■ What is expected
Look through the records below and give the number of lines holding the string "name", nothing more.

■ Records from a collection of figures
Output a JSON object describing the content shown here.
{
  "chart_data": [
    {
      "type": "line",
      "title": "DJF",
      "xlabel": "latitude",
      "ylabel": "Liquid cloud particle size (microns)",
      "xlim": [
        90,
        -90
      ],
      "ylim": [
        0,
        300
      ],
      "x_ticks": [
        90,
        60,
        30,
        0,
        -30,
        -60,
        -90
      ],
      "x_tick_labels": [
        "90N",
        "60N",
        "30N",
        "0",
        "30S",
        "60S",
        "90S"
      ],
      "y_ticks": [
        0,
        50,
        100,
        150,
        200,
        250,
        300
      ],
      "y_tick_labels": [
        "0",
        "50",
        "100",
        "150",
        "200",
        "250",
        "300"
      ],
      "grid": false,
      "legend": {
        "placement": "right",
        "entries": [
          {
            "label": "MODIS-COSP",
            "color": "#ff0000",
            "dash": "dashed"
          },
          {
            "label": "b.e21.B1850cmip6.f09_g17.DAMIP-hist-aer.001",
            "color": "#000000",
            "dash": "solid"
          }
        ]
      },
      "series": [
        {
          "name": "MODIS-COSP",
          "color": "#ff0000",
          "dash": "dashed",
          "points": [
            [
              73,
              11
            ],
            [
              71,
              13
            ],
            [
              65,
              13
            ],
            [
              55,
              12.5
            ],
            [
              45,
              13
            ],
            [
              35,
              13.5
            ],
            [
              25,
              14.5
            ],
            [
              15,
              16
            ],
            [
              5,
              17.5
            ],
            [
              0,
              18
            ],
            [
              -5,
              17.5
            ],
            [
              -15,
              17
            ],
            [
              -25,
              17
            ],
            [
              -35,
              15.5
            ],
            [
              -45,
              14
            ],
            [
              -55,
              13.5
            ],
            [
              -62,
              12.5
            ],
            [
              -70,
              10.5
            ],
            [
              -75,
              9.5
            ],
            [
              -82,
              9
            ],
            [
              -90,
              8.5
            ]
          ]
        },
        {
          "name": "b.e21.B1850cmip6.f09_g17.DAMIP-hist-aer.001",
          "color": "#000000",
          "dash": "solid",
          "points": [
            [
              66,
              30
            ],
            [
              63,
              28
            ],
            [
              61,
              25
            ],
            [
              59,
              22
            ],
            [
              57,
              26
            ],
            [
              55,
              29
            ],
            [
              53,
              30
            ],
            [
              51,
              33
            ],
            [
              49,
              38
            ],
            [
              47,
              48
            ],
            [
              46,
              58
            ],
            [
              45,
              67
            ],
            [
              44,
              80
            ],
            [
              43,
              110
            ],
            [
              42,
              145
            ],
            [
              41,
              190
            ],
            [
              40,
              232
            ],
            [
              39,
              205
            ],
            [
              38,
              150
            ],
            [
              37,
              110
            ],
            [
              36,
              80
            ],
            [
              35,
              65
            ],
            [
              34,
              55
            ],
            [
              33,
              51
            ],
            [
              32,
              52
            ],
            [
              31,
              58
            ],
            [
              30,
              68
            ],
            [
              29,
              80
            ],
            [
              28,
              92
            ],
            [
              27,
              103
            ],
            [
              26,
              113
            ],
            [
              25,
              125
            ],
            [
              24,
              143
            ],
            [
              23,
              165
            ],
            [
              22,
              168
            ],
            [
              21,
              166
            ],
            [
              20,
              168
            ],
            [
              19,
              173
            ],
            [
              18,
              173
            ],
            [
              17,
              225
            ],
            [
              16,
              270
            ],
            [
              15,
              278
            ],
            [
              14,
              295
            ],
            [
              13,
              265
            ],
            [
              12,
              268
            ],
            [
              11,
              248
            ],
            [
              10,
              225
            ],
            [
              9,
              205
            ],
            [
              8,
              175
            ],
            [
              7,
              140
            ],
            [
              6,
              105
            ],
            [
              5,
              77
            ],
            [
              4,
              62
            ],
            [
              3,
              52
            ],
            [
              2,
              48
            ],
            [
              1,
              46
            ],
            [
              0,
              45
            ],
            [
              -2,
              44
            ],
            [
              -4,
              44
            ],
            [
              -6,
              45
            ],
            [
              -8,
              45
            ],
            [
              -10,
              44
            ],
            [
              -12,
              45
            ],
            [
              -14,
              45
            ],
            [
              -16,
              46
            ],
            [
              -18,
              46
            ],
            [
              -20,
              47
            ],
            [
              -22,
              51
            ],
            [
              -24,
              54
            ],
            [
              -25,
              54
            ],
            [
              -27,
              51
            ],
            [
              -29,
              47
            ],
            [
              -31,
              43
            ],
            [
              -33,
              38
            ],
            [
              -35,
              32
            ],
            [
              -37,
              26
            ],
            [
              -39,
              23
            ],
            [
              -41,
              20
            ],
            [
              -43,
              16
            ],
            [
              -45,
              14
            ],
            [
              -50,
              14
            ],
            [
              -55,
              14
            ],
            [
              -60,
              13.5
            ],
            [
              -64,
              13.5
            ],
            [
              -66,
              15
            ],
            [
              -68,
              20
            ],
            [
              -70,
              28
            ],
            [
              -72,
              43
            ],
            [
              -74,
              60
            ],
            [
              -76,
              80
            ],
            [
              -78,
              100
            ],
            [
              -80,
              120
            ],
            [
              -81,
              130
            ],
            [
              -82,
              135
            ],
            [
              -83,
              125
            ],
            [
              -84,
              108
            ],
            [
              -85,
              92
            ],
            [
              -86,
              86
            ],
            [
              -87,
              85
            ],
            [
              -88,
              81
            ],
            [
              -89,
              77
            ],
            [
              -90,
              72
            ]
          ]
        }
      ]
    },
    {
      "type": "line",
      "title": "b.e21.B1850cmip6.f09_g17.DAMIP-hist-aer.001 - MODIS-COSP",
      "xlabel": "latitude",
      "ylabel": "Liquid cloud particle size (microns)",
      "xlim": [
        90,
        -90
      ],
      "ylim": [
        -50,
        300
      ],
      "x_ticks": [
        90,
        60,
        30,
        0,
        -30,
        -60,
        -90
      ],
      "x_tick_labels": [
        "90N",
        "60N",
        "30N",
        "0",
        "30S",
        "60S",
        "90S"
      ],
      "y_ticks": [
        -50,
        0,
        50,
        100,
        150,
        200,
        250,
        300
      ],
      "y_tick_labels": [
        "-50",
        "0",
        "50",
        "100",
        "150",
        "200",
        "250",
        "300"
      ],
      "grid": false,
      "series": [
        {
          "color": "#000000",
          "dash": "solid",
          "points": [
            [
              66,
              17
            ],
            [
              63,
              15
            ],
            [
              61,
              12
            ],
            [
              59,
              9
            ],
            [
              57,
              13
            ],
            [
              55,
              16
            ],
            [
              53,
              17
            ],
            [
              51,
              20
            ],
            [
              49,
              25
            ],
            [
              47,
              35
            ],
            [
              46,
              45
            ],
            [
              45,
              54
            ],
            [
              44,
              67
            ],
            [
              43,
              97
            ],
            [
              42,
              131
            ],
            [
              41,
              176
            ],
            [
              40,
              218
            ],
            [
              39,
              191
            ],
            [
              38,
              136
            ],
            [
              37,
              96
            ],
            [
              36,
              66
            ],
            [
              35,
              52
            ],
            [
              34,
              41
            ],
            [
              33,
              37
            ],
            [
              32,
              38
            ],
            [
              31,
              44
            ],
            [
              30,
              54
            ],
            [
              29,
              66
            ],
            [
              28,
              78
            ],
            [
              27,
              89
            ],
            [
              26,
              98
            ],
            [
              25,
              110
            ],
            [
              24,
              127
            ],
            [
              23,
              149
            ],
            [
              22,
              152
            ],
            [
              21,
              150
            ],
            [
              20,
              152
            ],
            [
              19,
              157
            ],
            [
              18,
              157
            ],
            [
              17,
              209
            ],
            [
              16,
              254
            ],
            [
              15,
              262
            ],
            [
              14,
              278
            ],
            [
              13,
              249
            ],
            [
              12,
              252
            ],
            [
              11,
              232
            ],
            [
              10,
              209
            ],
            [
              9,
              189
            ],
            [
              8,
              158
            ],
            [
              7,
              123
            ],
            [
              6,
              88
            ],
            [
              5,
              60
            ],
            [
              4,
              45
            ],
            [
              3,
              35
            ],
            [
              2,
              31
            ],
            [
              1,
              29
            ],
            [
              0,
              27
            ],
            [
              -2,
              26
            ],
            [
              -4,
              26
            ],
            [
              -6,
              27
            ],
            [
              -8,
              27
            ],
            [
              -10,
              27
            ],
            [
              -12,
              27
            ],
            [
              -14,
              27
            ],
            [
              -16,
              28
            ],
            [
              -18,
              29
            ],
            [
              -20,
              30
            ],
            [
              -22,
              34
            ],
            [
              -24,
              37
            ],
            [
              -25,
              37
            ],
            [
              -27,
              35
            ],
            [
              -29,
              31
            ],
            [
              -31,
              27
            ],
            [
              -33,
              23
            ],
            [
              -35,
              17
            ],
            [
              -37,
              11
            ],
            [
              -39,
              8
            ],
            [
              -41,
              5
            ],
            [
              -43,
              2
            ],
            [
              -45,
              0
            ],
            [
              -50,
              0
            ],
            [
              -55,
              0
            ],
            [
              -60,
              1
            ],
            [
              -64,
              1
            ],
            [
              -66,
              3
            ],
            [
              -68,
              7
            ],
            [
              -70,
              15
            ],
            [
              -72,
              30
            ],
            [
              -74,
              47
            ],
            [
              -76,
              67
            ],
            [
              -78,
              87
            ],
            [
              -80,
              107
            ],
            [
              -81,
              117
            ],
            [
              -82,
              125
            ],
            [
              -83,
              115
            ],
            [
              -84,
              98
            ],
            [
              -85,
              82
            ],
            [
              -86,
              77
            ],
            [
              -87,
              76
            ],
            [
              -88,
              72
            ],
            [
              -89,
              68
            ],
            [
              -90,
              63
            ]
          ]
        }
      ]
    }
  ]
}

■ Solution for this problem
2